Data entries:
——

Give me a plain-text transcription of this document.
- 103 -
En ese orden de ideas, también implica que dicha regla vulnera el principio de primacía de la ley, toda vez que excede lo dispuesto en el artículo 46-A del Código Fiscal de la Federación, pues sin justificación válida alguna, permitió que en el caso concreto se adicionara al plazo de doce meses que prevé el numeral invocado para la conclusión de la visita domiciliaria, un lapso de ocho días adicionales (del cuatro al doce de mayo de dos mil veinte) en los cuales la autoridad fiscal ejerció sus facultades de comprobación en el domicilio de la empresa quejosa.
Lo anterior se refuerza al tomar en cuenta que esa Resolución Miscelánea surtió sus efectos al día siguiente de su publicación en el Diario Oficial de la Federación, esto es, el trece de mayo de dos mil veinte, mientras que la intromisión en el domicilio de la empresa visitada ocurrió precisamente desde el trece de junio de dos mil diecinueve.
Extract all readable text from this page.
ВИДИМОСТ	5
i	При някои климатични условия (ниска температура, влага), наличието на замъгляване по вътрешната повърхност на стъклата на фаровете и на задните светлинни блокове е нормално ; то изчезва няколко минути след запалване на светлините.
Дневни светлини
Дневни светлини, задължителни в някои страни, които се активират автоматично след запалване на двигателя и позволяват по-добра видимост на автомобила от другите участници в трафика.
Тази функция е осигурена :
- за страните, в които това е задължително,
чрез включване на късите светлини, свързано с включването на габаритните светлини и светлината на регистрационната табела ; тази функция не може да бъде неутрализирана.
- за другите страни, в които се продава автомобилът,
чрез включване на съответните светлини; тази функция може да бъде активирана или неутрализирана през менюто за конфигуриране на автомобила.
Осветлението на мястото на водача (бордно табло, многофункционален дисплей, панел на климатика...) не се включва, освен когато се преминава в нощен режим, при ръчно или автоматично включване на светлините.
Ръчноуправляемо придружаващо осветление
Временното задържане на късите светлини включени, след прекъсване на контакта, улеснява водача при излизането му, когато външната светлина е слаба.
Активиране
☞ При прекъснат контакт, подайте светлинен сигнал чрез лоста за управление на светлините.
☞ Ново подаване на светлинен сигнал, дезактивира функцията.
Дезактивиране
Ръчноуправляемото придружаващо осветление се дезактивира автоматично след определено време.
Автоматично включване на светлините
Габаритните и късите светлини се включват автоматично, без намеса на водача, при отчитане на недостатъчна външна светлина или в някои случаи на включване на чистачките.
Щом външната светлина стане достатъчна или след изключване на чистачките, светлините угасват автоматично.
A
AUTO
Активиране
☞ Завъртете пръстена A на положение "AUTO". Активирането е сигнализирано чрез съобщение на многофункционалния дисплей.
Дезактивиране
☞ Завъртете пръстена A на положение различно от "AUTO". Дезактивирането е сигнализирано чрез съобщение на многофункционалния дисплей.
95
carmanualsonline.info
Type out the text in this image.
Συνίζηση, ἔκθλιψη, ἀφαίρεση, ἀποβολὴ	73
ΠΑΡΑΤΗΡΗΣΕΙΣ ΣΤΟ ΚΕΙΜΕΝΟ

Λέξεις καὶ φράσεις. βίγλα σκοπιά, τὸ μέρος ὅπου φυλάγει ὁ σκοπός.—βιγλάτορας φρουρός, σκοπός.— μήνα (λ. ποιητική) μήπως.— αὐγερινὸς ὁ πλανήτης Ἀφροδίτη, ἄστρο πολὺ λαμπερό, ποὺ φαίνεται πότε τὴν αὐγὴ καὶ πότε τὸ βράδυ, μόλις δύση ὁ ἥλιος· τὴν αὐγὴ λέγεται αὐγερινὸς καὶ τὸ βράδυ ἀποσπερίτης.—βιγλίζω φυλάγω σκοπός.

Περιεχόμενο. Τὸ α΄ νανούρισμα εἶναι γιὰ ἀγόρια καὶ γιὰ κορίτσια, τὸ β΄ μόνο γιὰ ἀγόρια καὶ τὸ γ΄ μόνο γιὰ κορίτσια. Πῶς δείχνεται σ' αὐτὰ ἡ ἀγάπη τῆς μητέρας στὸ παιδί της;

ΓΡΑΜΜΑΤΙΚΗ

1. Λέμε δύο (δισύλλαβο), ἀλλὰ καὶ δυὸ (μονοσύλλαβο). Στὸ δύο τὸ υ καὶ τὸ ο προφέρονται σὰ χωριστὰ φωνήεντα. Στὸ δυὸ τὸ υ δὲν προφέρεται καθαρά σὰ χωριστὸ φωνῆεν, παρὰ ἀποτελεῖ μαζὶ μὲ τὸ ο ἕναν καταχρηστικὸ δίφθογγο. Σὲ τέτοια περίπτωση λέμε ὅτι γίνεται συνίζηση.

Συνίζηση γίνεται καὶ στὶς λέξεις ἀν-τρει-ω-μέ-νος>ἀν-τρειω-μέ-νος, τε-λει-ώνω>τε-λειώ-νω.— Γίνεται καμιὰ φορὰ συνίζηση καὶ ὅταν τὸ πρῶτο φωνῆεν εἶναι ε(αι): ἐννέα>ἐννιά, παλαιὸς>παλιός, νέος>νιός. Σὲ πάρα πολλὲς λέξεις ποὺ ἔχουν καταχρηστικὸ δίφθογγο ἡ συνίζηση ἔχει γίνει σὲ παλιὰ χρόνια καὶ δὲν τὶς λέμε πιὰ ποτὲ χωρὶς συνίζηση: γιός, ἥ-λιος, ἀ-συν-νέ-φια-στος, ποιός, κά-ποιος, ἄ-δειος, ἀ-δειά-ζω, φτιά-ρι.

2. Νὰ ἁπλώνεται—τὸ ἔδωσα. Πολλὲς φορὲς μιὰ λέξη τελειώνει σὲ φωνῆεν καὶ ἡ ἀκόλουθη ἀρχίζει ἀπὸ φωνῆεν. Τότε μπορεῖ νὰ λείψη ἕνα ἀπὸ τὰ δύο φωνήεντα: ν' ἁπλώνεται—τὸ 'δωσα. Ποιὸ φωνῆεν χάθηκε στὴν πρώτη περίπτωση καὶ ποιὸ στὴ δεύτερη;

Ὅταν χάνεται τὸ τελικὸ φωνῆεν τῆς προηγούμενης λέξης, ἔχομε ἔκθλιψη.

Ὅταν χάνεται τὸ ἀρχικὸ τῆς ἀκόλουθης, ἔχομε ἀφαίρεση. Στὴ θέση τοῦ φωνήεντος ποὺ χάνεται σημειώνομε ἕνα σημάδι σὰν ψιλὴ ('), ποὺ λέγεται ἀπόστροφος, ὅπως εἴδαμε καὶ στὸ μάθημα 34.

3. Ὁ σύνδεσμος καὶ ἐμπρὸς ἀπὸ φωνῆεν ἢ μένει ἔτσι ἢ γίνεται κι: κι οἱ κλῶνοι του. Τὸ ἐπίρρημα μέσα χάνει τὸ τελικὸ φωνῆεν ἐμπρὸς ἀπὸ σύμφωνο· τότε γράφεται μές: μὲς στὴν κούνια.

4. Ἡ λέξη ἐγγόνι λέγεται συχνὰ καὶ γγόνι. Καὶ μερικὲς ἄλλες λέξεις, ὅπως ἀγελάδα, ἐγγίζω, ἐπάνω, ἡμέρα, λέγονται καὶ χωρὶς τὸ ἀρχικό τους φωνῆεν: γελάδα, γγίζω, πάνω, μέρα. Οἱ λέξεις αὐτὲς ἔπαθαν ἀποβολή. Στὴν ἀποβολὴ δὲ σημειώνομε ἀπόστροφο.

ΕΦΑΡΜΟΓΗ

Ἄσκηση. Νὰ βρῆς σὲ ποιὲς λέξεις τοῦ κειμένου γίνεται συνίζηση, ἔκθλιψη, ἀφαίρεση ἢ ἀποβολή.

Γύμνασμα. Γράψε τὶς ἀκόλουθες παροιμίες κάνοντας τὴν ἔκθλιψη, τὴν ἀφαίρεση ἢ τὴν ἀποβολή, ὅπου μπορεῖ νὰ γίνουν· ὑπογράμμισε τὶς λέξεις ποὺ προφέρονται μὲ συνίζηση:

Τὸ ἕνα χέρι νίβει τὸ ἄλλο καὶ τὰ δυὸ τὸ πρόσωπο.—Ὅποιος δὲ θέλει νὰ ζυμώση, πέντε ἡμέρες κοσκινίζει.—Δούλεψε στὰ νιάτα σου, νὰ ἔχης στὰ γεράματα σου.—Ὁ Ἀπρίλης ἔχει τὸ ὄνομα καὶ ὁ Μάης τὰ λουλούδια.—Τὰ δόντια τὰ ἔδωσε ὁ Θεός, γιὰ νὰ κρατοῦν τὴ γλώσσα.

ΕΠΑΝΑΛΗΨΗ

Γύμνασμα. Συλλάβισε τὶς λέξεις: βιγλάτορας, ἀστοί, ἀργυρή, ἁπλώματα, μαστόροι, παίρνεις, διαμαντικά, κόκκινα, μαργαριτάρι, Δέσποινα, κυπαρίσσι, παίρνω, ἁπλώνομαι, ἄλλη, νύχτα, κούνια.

——

▶ [What you have to do]: Locate and copy each line in the data above that includes the word "пръстена".

▶ [Complete output]:
☞ Завъртете пръстена A на положение "AUTO". Активирането е сигнализирано чрез съобщение на многофункционалния дисплей.
☞ Завъртете пръстена A на положение различно от "AUTO". Дезактивирането е сигнализирано чрез съобщение на многофункционалния дисплей.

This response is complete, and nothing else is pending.